PROBLEM STATEMENT> Transcribe all the entries word for word, skipping the pictures.
################
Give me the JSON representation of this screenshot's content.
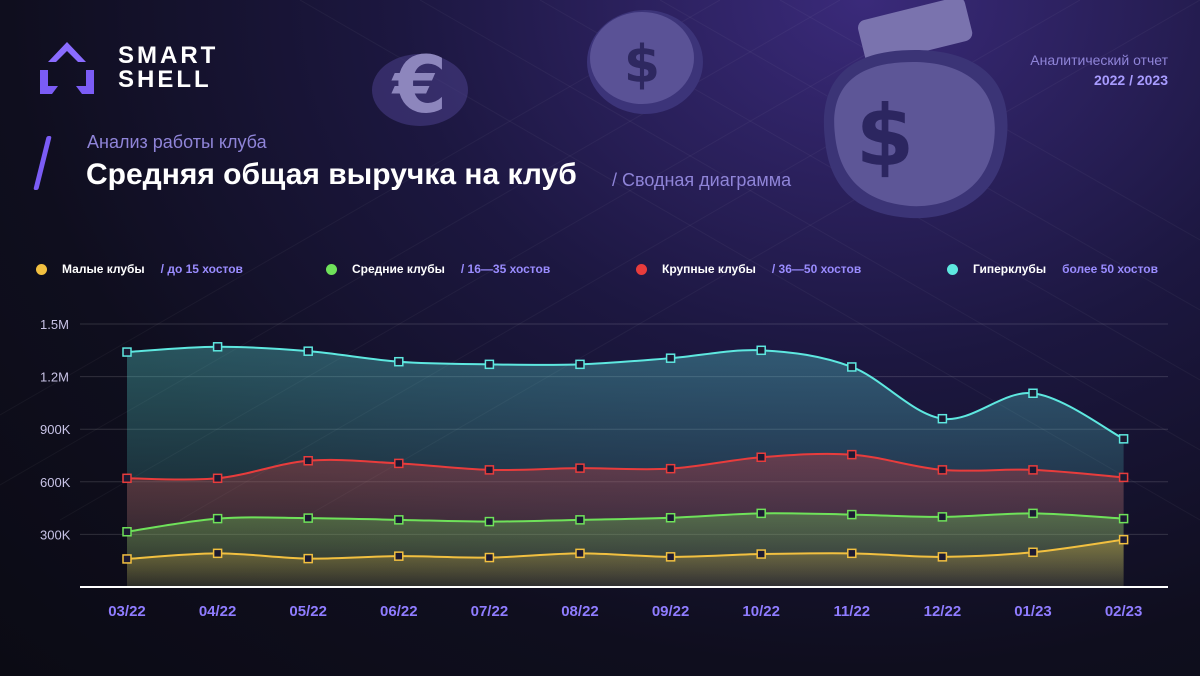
{
  "brand": {
    "line1": "SMART",
    "line2": "SHELL"
  },
  "report": {
    "label": "Аналитический отчет",
    "years": "2022 / 2023"
  },
  "header": {
    "subtitle": "Анализ работы клуба",
    "title": "Средняя общая выручка на клуб",
    "note": "/ Сводная диаграмма"
  },
  "colors": {
    "accent": "#7b5cf5",
    "small": "#f2c040",
    "medium": "#6fe25a",
    "large": "#e83c3c",
    "hyper": "#5ee8e0"
  },
  "legend": [
    {
      "name": "Малые клубы",
      "range": "/ до 15 хостов",
      "color": "#f2c040"
    },
    {
      "name": "Средние клубы",
      "range": "/ 16—35 хостов",
      "color": "#6fe25a"
    },
    {
      "name": "Крупные клубы",
      "range": "/ 36—50 хостов",
      "color": "#e83c3c"
    },
    {
      "name": "Гиперклубы",
      "range": "более 50 хостов",
      "color": "#5ee8e0"
    }
  ],
  "chart_data": {
    "type": "area",
    "title": "Средняя общая выручка на клуб",
    "categories": [
      "03/22",
      "04/22",
      "05/22",
      "06/22",
      "07/22",
      "08/22",
      "09/22",
      "10/22",
      "11/22",
      "12/22",
      "01/23",
      "02/23"
    ],
    "ylim": [
      0,
      1500000
    ],
    "yticks": [
      300000,
      600000,
      900000,
      1200000,
      1500000
    ],
    "ytick_labels": [
      "300K",
      "600K",
      "900K",
      "1.2M",
      "1.5M"
    ],
    "grid": true,
    "legend_position": "top",
    "series": [
      {
        "name": "Гиперклубы",
        "color": "#5ee8e0",
        "values": [
          1340000,
          1370000,
          1345000,
          1285000,
          1270000,
          1270000,
          1305000,
          1350000,
          1255000,
          960000,
          1105000,
          845000
        ]
      },
      {
        "name": "Крупные клубы",
        "color": "#e83c3c",
        "values": [
          620000,
          620000,
          720000,
          705000,
          668000,
          678000,
          675000,
          740000,
          755000,
          668000,
          668000,
          625000
        ]
      },
      {
        "name": "Средние клубы",
        "color": "#6fe25a",
        "values": [
          315000,
          390000,
          393000,
          383000,
          373000,
          383000,
          395000,
          420000,
          413000,
          400000,
          420000,
          390000
        ]
      },
      {
        "name": "Малые клубы",
        "color": "#f2c040",
        "values": [
          160000,
          192000,
          162000,
          176000,
          168000,
          192000,
          172000,
          188000,
          192000,
          172000,
          198000,
          270000
        ]
      }
    ]
  }
}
################
THE OUTPUT>
Give me the JSON representation of this screenshot's content.
{
  "brand": {
    "line1": "SMART",
    "line2": "SHELL"
  },
  "report": {
    "label": "Аналитический отчет",
    "years": "2022 / 2023"
  },
  "header": {
    "subtitle": "Анализ работы клуба",
    "title": "Средняя общая выручка на клуб",
    "note": "/ Сводная диаграмма"
  },
  "colors": {
    "accent": "#7b5cf5",
    "small": "#f2c040",
    "medium": "#6fe25a",
    "large": "#e83c3c",
    "hyper": "#5ee8e0"
  },
  "legend": [
    {
      "name": "Малые клубы",
      "range": "/ до 15 хостов",
      "color": "#f2c040"
    },
    {
      "name": "Средние клубы",
      "range": "/ 16—35 хостов",
      "color": "#6fe25a"
    },
    {
      "name": "Крупные клубы",
      "range": "/ 36—50 хостов",
      "color": "#e83c3c"
    },
    {
      "name": "Гиперклубы",
      "range": "более 50 хостов",
      "color": "#5ee8e0"
    }
  ],
  "chart_data": {
    "type": "area",
    "title": "Средняя общая выручка на клуб",
    "categories": [
      "03/22",
      "04/22",
      "05/22",
      "06/22",
      "07/22",
      "08/22",
      "09/22",
      "10/22",
      "11/22",
      "12/22",
      "01/23",
      "02/23"
    ],
    "ylim": [
      0,
      1500000
    ],
    "yticks": [
      300000,
      600000,
      900000,
      1200000,
      1500000
    ],
    "ytick_labels": [
      "300K",
      "600K",
      "900K",
      "1.2M",
      "1.5M"
    ],
    "grid": true,
    "legend_position": "top",
    "series": [
      {
        "name": "Гиперклубы",
        "color": "#5ee8e0",
        "values": [
          1340000,
          1370000,
          1345000,
          1285000,
          1270000,
          1270000,
          1305000,
          1350000,
          1255000,
          960000,
          1105000,
          845000
        ]
      },
      {
        "name": "Крупные клубы",
        "color": "#e83c3c",
        "values": [
          620000,
          620000,
          720000,
          705000,
          668000,
          678000,
          675000,
          740000,
          755000,
          668000,
          668000,
          625000
        ]
      },
      {
        "name": "Средние клубы",
        "color": "#6fe25a",
        "values": [
          315000,
          390000,
          393000,
          383000,
          373000,
          383000,
          395000,
          420000,
          413000,
          400000,
          420000,
          390000
        ]
      },
      {
        "name": "Малые клубы",
        "color": "#f2c040",
        "values": [
          160000,
          192000,
          162000,
          176000,
          168000,
          192000,
          172000,
          188000,
          192000,
          172000,
          198000,
          270000
        ]
      }
    ]
  }
}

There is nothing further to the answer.